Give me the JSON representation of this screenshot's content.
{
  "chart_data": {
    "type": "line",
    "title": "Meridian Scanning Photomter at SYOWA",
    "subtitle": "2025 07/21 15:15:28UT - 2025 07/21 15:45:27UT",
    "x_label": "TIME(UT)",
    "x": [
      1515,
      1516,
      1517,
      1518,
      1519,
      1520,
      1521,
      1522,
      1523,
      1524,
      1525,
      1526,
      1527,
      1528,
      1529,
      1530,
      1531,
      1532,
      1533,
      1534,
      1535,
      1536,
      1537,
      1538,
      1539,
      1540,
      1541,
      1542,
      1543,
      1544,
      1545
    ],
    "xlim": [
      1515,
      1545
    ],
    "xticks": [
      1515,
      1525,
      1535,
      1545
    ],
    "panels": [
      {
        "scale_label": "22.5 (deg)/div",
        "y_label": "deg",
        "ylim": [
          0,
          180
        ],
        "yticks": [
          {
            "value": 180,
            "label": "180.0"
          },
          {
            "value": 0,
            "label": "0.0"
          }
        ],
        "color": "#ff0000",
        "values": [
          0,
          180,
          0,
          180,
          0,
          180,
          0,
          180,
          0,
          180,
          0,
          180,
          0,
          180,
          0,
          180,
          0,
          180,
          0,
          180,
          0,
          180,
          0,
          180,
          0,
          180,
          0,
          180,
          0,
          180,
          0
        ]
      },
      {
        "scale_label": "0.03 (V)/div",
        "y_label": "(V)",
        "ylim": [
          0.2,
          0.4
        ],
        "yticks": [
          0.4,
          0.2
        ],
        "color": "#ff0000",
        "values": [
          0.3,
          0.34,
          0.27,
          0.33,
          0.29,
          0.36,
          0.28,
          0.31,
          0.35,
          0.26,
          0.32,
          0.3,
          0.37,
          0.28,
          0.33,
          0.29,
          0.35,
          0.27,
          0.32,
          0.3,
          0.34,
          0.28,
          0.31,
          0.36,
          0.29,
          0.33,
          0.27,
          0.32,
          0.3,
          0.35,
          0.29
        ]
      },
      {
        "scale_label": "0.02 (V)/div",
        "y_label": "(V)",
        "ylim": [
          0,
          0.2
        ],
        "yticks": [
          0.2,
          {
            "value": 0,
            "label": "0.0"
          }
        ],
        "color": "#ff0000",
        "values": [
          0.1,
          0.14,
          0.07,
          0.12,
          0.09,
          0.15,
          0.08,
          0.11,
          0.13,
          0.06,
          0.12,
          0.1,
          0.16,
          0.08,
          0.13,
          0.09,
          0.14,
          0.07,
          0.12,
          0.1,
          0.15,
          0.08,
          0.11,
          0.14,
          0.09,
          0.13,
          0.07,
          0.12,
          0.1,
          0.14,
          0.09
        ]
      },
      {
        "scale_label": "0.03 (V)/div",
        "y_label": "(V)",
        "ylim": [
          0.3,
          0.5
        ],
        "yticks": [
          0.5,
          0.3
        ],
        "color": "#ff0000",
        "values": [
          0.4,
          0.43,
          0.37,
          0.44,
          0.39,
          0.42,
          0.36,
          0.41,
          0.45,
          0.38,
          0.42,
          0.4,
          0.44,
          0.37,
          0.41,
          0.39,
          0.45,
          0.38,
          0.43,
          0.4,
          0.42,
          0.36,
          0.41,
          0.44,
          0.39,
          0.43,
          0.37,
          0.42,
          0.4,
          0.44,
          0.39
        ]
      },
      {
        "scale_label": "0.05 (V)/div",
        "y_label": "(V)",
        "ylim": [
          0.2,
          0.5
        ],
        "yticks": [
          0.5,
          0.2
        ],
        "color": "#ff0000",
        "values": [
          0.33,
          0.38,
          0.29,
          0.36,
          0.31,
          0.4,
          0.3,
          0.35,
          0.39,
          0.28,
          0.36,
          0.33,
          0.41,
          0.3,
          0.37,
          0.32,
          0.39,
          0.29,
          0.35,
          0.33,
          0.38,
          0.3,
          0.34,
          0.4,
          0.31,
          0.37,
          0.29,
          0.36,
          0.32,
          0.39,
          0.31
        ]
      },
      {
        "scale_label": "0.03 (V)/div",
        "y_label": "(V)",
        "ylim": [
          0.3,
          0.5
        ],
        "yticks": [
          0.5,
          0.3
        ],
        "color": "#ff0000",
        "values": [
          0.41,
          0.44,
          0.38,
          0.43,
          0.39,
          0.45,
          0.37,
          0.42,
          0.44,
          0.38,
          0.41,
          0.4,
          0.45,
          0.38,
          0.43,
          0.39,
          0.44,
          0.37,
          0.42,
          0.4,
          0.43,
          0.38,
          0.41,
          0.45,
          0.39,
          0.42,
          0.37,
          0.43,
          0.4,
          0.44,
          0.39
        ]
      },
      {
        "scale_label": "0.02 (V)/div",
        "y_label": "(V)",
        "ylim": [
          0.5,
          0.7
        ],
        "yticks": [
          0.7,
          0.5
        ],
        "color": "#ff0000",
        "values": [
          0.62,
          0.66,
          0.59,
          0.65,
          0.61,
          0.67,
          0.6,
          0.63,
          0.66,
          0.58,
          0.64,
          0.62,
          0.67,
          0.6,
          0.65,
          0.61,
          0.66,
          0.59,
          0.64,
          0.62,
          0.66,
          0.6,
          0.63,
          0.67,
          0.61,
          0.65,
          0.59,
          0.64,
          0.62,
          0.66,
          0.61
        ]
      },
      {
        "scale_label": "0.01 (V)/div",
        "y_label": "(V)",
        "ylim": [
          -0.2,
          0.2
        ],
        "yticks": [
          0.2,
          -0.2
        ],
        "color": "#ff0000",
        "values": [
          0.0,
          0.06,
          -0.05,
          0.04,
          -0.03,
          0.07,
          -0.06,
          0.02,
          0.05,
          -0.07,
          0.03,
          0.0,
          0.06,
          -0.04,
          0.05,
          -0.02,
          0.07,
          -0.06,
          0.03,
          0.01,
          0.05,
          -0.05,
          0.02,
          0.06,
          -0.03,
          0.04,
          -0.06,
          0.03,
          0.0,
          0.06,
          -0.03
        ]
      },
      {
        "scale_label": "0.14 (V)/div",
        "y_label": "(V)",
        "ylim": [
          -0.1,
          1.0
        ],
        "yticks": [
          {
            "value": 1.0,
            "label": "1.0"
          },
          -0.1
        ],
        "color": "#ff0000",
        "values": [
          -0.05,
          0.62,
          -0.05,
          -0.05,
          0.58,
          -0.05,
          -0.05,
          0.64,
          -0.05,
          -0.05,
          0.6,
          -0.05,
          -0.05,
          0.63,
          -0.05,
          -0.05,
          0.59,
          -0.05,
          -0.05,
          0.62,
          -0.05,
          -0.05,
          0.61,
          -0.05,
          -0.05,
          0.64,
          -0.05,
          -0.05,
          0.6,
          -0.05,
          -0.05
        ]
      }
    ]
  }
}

• • • • • • •

- **Requirements**
Restate the listing above word for word.

- **Answer to this problem**
Give me the JSON representation of this screenshot's content.
{
  "chart_data": {
    "type": "line",
    "title": "Meridian Scanning Photomter at SYOWA",
    "subtitle": "2025 07/21 15:15:28UT - 2025 07/21 15:45:27UT",
    "x_label": "TIME(UT)",
    "x": [
      1515,
      1516,
      1517,
      1518,
      1519,
      1520,
      1521,
      1522,
      1523,
      1524,
      1525,
      1526,
      1527,
      1528,
      1529,
      1530,
      1531,
      1532,
      1533,
      1534,
      1535,
      1536,
      1537,
      1538,
      1539,
      1540,
      1541,
      1542,
      1543,
      1544,
      1545
    ],
    "xlim": [
      1515,
      1545
    ],
    "xticks": [
      1515,
      1525,
      1535,
      1545
    ],
    "panels": [
      {
        "scale_label": "22.5 (deg)/div",
        "y_label": "deg",
        "ylim": [
          0,
          180
        ],
        "yticks": [
          {
            "value": 180,
            "label": "180.0"
          },
          {
            "value": 0,
            "label": "0.0"
          }
        ],
        "color": "#ff0000",
        "values": [
          0,
          180,
          0,
          180,
          0,
          180,
          0,
          180,
          0,
          180,
          0,
          180,
          0,
          180,
          0,
          180,
          0,
          180,
          0,
          180,
          0,
          180,
          0,
          180,
          0,
          180,
          0,
          180,
          0,
          180,
          0
        ]
      },
      {
        "scale_label": "0.03 (V)/div",
        "y_label": "(V)",
        "ylim": [
          0.2,
          0.4
        ],
        "yticks": [
          0.4,
          0.2
        ],
        "color": "#ff0000",
        "values": [
          0.3,
          0.34,
          0.27,
          0.33,
          0.29,
          0.36,
          0.28,
          0.31,
          0.35,
          0.26,
          0.32,
          0.3,
          0.37,
          0.28,
          0.33,
          0.29,
          0.35,
          0.27,
          0.32,
          0.3,
          0.34,
          0.28,
          0.31,
          0.36,
          0.29,
          0.33,
          0.27,
          0.32,
          0.3,
          0.35,
          0.29
        ]
      },
      {
        "scale_label": "0.02 (V)/div",
        "y_label": "(V)",
        "ylim": [
          0,
          0.2
        ],
        "yticks": [
          0.2,
          {
            "value": 0,
            "label": "0.0"
          }
        ],
        "color": "#ff0000",
        "values": [
          0.1,
          0.14,
          0.07,
          0.12,
          0.09,
          0.15,
          0.08,
          0.11,
          0.13,
          0.06,
          0.12,
          0.1,
          0.16,
          0.08,
          0.13,
          0.09,
          0.14,
          0.07,
          0.12,
          0.1,
          0.15,
          0.08,
          0.11,
          0.14,
          0.09,
          0.13,
          0.07,
          0.12,
          0.1,
          0.14,
          0.09
        ]
      },
      {
        "scale_label": "0.03 (V)/div",
        "y_label": "(V)",
        "ylim": [
          0.3,
          0.5
        ],
        "yticks": [
          0.5,
          0.3
        ],
        "color": "#ff0000",
        "values": [
          0.4,
          0.43,
          0.37,
          0.44,
          0.39,
          0.42,
          0.36,
          0.41,
          0.45,
          0.38,
          0.42,
          0.4,
          0.44,
          0.37,
          0.41,
          0.39,
          0.45,
          0.38,
          0.43,
          0.4,
          0.42,
          0.36,
          0.41,
          0.44,
          0.39,
          0.43,
          0.37,
          0.42,
          0.4,
          0.44,
          0.39
        ]
      },
      {
        "scale_label": "0.05 (V)/div",
        "y_label": "(V)",
        "ylim": [
          0.2,
          0.5
        ],
        "yticks": [
          0.5,
          0.2
        ],
        "color": "#ff0000",
        "values": [
          0.33,
          0.38,
          0.29,
          0.36,
          0.31,
          0.4,
          0.3,
          0.35,
          0.39,
          0.28,
          0.36,
          0.33,
          0.41,
          0.3,
          0.37,
          0.32,
          0.39,
          0.29,
          0.35,
          0.33,
          0.38,
          0.3,
          0.34,
          0.4,
          0.31,
          0.37,
          0.29,
          0.36,
          0.32,
          0.39,
          0.31
        ]
      },
      {
        "scale_label": "0.03 (V)/div",
        "y_label": "(V)",
        "ylim": [
          0.3,
          0.5
        ],
        "yticks": [
          0.5,
          0.3
        ],
        "color": "#ff0000",
        "values": [
          0.41,
          0.44,
          0.38,
          0.43,
          0.39,
          0.45,
          0.37,
          0.42,
          0.44,
          0.38,
          0.41,
          0.4,
          0.45,
          0.38,
          0.43,
          0.39,
          0.44,
          0.37,
          0.42,
          0.4,
          0.43,
          0.38,
          0.41,
          0.45,
          0.39,
          0.42,
          0.37,
          0.43,
          0.4,
          0.44,
          0.39
        ]
      },
      {
        "scale_label": "0.02 (V)/div",
        "y_label": "(V)",
        "ylim": [
          0.5,
          0.7
        ],
        "yticks": [
          0.7,
          0.5
        ],
        "color": "#ff0000",
        "values": [
          0.62,
          0.66,
          0.59,
          0.65,
          0.61,
          0.67,
          0.6,
          0.63,
          0.66,
          0.58,
          0.64,
          0.62,
          0.67,
          0.6,
          0.65,
          0.61,
          0.66,
          0.59,
          0.64,
          0.62,
          0.66,
          0.6,
          0.63,
          0.67,
          0.61,
          0.65,
          0.59,
          0.64,
          0.62,
          0.66,
          0.61
        ]
      },
      {
        "scale_label": "0.01 (V)/div",
        "y_label": "(V)",
        "ylim": [
          -0.2,
          0.2
        ],
        "yticks": [
          0.2,
          -0.2
        ],
        "color": "#ff0000",
        "values": [
          0.0,
          0.06,
          -0.05,
          0.04,
          -0.03,
          0.07,
          -0.06,
          0.02,
          0.05,
          -0.07,
          0.03,
          0.0,
          0.06,
          -0.04,
          0.05,
          -0.02,
          0.07,
          -0.06,
          0.03,
          0.01,
          0.05,
          -0.05,
          0.02,
          0.06,
          -0.03,
          0.04,
          -0.06,
          0.03,
          0.0,
          0.06,
          -0.03
        ]
      },
      {
        "scale_label": "0.14 (V)/div",
        "y_label": "(V)",
        "ylim": [
          -0.1,
          1.0
        ],
        "yticks": [
          {
            "value": 1.0,
            "label": "1.0"
          },
          -0.1
        ],
        "color": "#ff0000",
        "values": [
          -0.05,
          0.62,
          -0.05,
          -0.05,
          0.58,
          -0.05,
          -0.05,
          0.64,
          -0.05,
          -0.05,
          0.6,
          -0.05,
          -0.05,
          0.63,
          -0.05,
          -0.05,
          0.59,
          -0.05,
          -0.05,
          0.62,
          -0.05,
          -0.05,
          0.61,
          -0.05,
          -0.05,
          0.64,
          -0.05,
          -0.05,
          0.6,
          -0.05,
          -0.05
        ]
      }
    ]
  }
}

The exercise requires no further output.